*GIVEN INSTRUCTION*.
Set out the records as a numbered list with blank lines left out, covering only the part from the start of the records through the line containing "x-tick-label: 17-12-31 xyxy=(361,666,409,680)", both ends included.

*RECORDS FOR THIS EXERCISE*.
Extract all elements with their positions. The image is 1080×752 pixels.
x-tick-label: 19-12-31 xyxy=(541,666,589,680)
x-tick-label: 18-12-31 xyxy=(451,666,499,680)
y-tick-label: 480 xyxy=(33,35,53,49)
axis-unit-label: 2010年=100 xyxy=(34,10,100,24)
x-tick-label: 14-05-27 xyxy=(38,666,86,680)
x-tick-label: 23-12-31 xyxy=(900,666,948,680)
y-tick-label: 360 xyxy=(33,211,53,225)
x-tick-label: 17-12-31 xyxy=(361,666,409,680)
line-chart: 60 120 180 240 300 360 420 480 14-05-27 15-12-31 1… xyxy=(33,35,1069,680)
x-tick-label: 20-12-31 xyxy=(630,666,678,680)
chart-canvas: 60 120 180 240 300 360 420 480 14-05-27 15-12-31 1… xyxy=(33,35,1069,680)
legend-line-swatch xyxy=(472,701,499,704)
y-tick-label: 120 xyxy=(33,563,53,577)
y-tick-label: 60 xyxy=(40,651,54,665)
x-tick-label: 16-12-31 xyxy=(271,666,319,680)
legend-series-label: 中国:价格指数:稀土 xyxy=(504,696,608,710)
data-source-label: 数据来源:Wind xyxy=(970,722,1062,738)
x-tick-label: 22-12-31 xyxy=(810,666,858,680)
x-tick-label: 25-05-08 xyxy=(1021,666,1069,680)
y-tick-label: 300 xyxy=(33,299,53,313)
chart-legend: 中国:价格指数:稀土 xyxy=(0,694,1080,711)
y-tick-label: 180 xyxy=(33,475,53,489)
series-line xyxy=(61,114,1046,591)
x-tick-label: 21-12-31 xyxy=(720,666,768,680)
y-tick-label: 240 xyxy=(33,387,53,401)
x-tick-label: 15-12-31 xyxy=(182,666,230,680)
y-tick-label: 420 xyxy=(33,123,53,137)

*SOLUTION TO THIS PROBLEM*.
1. Extract all elements with their positions. The image is 1080×752 pixels.
2. x-tick-label: 19-12-31 xyxy=(541,666,589,680)
3. x-tick-label: 18-12-31 xyxy=(451,666,499,680)
4. y-tick-label: 480 xyxy=(33,35,53,49)
5. axis-unit-label: 2010年=100 xyxy=(34,10,100,24)
6. x-tick-label: 14-05-27 xyxy=(38,666,86,680)
7. x-tick-label: 23-12-31 xyxy=(900,666,948,680)
8. y-tick-label: 360 xyxy=(33,211,53,225)
9. x-tick-label: 17-12-31 xyxy=(361,666,409,680)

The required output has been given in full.